Job: Return every entry exactly.

[Saved entries]

::::::::

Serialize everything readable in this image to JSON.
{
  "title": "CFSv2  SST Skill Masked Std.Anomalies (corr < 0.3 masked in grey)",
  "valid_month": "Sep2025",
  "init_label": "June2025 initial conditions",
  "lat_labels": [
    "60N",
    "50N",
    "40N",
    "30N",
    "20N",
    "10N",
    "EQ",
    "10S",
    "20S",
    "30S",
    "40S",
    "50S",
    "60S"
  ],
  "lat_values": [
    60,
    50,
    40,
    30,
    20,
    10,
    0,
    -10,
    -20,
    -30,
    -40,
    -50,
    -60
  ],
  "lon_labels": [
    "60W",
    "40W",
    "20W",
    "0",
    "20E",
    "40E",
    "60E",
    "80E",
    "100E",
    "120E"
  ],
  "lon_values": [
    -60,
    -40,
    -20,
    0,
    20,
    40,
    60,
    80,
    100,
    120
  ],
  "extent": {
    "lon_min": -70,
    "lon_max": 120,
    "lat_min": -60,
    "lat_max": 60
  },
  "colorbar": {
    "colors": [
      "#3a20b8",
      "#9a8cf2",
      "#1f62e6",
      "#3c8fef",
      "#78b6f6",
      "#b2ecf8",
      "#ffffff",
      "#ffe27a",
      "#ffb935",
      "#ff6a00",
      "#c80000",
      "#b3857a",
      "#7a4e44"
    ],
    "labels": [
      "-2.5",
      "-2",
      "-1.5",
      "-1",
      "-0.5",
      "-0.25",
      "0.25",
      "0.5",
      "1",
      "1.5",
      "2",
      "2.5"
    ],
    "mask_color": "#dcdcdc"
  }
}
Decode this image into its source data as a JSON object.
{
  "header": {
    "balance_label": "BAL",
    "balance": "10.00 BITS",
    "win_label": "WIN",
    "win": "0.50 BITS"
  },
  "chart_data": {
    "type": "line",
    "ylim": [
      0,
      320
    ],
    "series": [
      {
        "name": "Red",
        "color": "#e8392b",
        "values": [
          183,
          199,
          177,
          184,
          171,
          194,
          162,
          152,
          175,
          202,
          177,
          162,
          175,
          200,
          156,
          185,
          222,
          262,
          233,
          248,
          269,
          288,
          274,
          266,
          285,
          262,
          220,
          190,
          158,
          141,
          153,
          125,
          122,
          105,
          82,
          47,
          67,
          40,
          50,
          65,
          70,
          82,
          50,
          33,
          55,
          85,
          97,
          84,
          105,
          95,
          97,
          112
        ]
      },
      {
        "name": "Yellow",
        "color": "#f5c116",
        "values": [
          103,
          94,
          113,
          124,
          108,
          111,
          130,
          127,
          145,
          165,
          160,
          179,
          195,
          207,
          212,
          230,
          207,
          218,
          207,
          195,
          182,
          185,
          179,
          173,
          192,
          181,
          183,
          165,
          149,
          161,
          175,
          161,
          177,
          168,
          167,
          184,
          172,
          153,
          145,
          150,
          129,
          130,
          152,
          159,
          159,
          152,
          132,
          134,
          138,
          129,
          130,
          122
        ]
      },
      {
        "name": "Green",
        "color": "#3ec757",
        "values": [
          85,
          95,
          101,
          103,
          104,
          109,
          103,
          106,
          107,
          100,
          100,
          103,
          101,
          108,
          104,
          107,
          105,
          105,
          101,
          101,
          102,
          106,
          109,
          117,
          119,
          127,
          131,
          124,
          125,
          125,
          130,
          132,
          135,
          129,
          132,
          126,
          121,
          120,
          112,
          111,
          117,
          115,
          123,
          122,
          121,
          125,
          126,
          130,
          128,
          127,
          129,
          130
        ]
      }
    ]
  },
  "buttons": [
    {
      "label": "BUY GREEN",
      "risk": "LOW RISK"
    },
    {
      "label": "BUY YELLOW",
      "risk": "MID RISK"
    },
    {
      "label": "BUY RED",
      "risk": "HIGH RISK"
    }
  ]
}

::::::::

Written solution:
Serialize everything readable in this image to JSON.
{
  "title": "CFSv2  SST Skill Masked Std.Anomalies (corr < 0.3 masked in grey)",
  "valid_month": "Sep2025",
  "init_label": "June2025 initial conditions",
  "lat_labels": [
    "60N",
    "50N",
    "40N",
    "30N",
    "20N",
    "10N",
    "EQ",
    "10S",
    "20S",
    "30S",
    "40S",
    "50S",
    "60S"
  ],
  "lat_values": [
    60,
    50,
    40,
    30,
    20,
    10,
    0,
    -10,
    -20,
    -30,
    -40,
    -50,
    -60
  ],
  "lon_labels": [
    "60W",
    "40W",
    "20W",
    "0",
    "20E",
    "40E",
    "60E",
    "80E",
    "100E",
    "120E"
  ],
  "lon_values": [
    -60,
    -40,
    -20,
    0,
    20,
    40,
    60,
    80,
    100,
    120
  ],
  "extent": {
    "lon_min": -70,
    "lon_max": 120,
    "lat_min": -60,
    "lat_max": 60
  },
  "colorbar": {
    "colors": [
      "#3a20b8",
      "#9a8cf2",
      "#1f62e6",
      "#3c8fef",
      "#78b6f6",
      "#b2ecf8",
      "#ffffff",
      "#ffe27a",
      "#ffb935",
      "#ff6a00",
      "#c80000",
      "#b3857a",
      "#7a4e44"
    ],
    "labels": [
      "-2.5",
      "-2",
      "-1.5",
      "-1",
      "-0.5",
      "-0.25",
      "0.25",
      "0.5",
      "1",
      "1.5",
      "2",
      "2.5"
    ],
    "mask_color": "#dcdcdc"
  }
}
Decode this image into its source data as a JSON object.
{
  "header": {
    "balance_label": "BAL",
    "balance": "10.00 BITS",
    "win_label": "WIN",
    "win": "0.50 BITS"
  },
  "chart_data": {
    "type": "line",
    "ylim": [
      0,
      320
    ],
    "series": [
      {
        "name": "Red",
        "color": "#e8392b",
        "values": [
          183,
          199,
          177,
          184,
          171,
          194,
          162,
          152,
          175,
          202,
          177,
          162,
          175,
          200,
          156,
          185,
          222,
          262,
          233,
          248,
          269,
          288,
          274,
          266,
          285,
          262,
          220,
          190,
          158,
          141,
          153,
          125,
          122,
          105,
          82,
          47,
          67,
          40,
          50,
          65,
          70,
          82,
          50,
          33,
          55,
          85,
          97,
          84,
          105,
          95,
          97,
          112
        ]
      },
      {
        "name": "Yellow",
        "color": "#f5c116",
        "values": [
          103,
          94,
          113,
          124,
          108,
          111,
          130,
          127,
          145,
          165,
          160,
          179,
          195,
          207,
          212,
          230,
          207,
          218,
          207,
          195,
          182,
          185,
          179,
          173,
          192,
          181,
          183,
          165,
          149,
          161,
          175,
          161,
          177,
          168,
          167,
          184,
          172,
          153,
          145,
          150,
          129,
          130,
          152,
          159,
          159,
          152,
          132,
          134,
          138,
          129,
          130,
          122
        ]
      },
      {
        "name": "Green",
        "color": "#3ec757",
        "values": [
          85,
          95,
          101,
          103,
          104,
          109,
          103,
          106,
          107,
          100,
          100,
          103,
          101,
          108,
          104,
          107,
          105,
          105,
          101,
          101,
          102,
          106,
          109,
          117,
          119,
          127,
          131,
          124,
          125,
          125,
          130,
          132,
          135,
          129,
          132,
          126,
          121,
          120,
          112,
          111,
          117,
          115,
          123,
          122,
          121,
          125,
          126,
          130,
          128,
          127,
          129,
          130
        ]
      }
    ]
  },
  "buttons": [
    {
      "label": "BUY GREEN",
      "risk": "LOW RISK"
    },
    {
      "label": "BUY YELLOW",
      "risk": "MID RISK"
    },
    {
      "label": "BUY RED",
      "risk": "HIGH RISK"
    }
  ]
}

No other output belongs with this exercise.